### Records provided
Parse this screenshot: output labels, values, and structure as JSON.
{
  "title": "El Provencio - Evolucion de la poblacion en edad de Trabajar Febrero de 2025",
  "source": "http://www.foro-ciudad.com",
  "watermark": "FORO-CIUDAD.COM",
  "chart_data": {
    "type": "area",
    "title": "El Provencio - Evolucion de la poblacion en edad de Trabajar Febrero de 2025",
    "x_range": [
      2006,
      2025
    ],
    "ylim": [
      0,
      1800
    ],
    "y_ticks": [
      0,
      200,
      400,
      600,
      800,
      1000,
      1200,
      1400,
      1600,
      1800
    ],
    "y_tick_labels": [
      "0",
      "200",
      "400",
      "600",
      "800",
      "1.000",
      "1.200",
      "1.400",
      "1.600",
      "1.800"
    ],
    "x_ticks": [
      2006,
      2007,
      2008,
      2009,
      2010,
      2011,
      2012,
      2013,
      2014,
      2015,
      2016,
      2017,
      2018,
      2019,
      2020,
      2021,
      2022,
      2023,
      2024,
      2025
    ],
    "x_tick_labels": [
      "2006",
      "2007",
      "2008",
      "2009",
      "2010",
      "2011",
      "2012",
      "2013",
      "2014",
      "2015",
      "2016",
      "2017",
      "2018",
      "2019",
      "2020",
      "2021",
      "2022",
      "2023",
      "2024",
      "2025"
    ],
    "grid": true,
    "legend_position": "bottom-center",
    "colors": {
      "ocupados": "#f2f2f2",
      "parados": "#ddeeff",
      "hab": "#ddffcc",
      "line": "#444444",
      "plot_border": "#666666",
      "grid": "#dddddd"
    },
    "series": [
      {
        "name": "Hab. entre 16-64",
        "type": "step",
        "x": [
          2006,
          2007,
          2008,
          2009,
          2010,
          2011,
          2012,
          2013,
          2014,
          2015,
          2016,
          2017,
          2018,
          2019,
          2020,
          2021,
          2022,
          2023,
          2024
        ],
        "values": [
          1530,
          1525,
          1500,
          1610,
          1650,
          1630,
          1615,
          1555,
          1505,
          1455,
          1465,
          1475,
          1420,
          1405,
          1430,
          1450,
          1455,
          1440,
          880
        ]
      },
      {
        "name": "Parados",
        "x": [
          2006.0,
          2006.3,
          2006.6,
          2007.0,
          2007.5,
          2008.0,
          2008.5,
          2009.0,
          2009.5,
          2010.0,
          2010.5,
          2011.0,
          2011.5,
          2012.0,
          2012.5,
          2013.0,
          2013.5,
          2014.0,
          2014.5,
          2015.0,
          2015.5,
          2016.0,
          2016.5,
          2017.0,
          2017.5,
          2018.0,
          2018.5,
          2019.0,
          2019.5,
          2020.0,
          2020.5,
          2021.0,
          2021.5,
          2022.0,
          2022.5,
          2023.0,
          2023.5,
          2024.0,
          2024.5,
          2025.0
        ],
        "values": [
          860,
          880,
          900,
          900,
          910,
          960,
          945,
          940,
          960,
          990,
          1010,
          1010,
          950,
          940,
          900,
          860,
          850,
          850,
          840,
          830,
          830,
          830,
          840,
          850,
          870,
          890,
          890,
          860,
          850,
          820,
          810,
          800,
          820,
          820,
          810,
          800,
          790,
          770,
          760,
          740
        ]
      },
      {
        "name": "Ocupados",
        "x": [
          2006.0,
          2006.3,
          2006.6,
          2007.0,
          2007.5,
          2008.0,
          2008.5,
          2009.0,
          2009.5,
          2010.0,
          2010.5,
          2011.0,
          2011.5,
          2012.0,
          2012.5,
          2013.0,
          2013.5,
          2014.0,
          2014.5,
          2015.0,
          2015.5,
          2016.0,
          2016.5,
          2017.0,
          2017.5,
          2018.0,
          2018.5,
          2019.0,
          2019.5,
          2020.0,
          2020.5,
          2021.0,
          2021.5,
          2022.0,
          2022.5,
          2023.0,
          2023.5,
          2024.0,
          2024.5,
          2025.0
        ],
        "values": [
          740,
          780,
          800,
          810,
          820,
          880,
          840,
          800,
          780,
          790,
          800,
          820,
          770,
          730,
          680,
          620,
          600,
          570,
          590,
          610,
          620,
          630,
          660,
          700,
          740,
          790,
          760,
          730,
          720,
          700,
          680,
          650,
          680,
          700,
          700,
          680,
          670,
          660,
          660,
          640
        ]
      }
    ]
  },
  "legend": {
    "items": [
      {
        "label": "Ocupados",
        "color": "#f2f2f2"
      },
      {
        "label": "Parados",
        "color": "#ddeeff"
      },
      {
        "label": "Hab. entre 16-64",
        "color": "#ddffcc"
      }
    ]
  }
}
######
__Exercise goal__
Print every entry exactly as written.

__Solution for this problem__
Parse this screenshot: output labels, values, and structure as JSON.
{
  "title": "El Provencio - Evolucion de la poblacion en edad de Trabajar Febrero de 2025",
  "source": "http://www.foro-ciudad.com",
  "watermark": "FORO-CIUDAD.COM",
  "chart_data": {
    "type": "area",
    "title": "El Provencio - Evolucion de la poblacion en edad de Trabajar Febrero de 2025",
    "x_range": [
      2006,
      2025
    ],
    "ylim": [
      0,
      1800
    ],
    "y_ticks": [
      0,
      200,
      400,
      600,
      800,
      1000,
      1200,
      1400,
      1600,
      1800
    ],
    "y_tick_labels": [
      "0",
      "200",
      "400",
      "600",
      "800",
      "1.000",
      "1.200",
      "1.400",
      "1.600",
      "1.800"
    ],
    "x_ticks": [
      2006,
      2007,
      2008,
      2009,
      2010,
      2011,
      2012,
      2013,
      2014,
      2015,
      2016,
      2017,
      2018,
      2019,
      2020,
      2021,
      2022,
      2023,
      2024,
      2025
    ],
    "x_tick_labels": [
      "2006",
      "2007",
      "2008",
      "2009",
      "2010",
      "2011",
      "2012",
      "2013",
      "2014",
      "2015",
      "2016",
      "2017",
      "2018",
      "2019",
      "2020",
      "2021",
      "2022",
      "2023",
      "2024",
      "2025"
    ],
    "grid": true,
    "legend_position": "bottom-center",
    "colors": {
      "ocupados": "#f2f2f2",
      "parados": "#ddeeff",
      "hab": "#ddffcc",
      "line": "#444444",
      "plot_border": "#666666",
      "grid": "#dddddd"
    },
    "series": [
      {
        "name": "Hab. entre 16-64",
        "type": "step",
        "x": [
          2006,
          2007,
          2008,
          2009,
          2010,
          2011,
          2012,
          2013,
          2014,
          2015,
          2016,
          2017,
          2018,
          2019,
          2020,
          2021,
          2022,
          2023,
          2024
        ],
        "values": [
          1530,
          1525,
          1500,
          1610,
          1650,
          1630,
          1615,
          1555,
          1505,
          1455,
          1465,
          1475,
          1420,
          1405,
          1430,
          1450,
          1455,
          1440,
          880
        ]
      },
      {
        "name": "Parados",
        "x": [
          2006.0,
          2006.3,
          2006.6,
          2007.0,
          2007.5,
          2008.0,
          2008.5,
          2009.0,
          2009.5,
          2010.0,
          2010.5,
          2011.0,
          2011.5,
          2012.0,
          2012.5,
          2013.0,
          2013.5,
          2014.0,
          2014.5,
          2015.0,
          2015.5,
          2016.0,
          2016.5,
          2017.0,
          2017.5,
          2018.0,
          2018.5,
          2019.0,
          2019.5,
          2020.0,
          2020.5,
          2021.0,
          2021.5,
          2022.0,
          2022.5,
          2023.0,
          2023.5,
          2024.0,
          2024.5,
          2025.0
        ],
        "values": [
          860,
          880,
          900,
          900,
          910,
          960,
          945,
          940,
          960,
          990,
          1010,
          1010,
          950,
          940,
          900,
          860,
          850,
          850,
          840,
          830,
          830,
          830,
          840,
          850,
          870,
          890,
          890,
          860,
          850,
          820,
          810,
          800,
          820,
          820,
          810,
          800,
          790,
          770,
          760,
          740
        ]
      },
      {
        "name": "Ocupados",
        "x": [
          2006.0,
          2006.3,
          2006.6,
          2007.0,
          2007.5,
          2008.0,
          2008.5,
          2009.0,
          2009.5,
          2010.0,
          2010.5,
          2011.0,
          2011.5,
          2012.0,
          2012.5,
          2013.0,
          2013.5,
          2014.0,
          2014.5,
          2015.0,
          2015.5,
          2016.0,
          2016.5,
          2017.0,
          2017.5,
          2018.0,
          2018.5,
          2019.0,
          2019.5,
          2020.0,
          2020.5,
          2021.0,
          2021.5,
          2022.0,
          2022.5,
          2023.0,
          2023.5,
          2024.0,
          2024.5,
          2025.0
        ],
        "values": [
          740,
          780,
          800,
          810,
          820,
          880,
          840,
          800,
          780,
          790,
          800,
          820,
          770,
          730,
          680,
          620,
          600,
          570,
          590,
          610,
          620,
          630,
          660,
          700,
          740,
          790,
          760,
          730,
          720,
          700,
          680,
          650,
          680,
          700,
          700,
          680,
          670,
          660,
          660,
          640
        ]
      }
    ]
  },
  "legend": {
    "items": [
      {
        "label": "Ocupados",
        "color": "#f2f2f2"
      },
      {
        "label": "Parados",
        "color": "#ddeeff"
      },
      {
        "label": "Hab. entre 16-64",
        "color": "#ddffcc"
      }
    ]
  }
}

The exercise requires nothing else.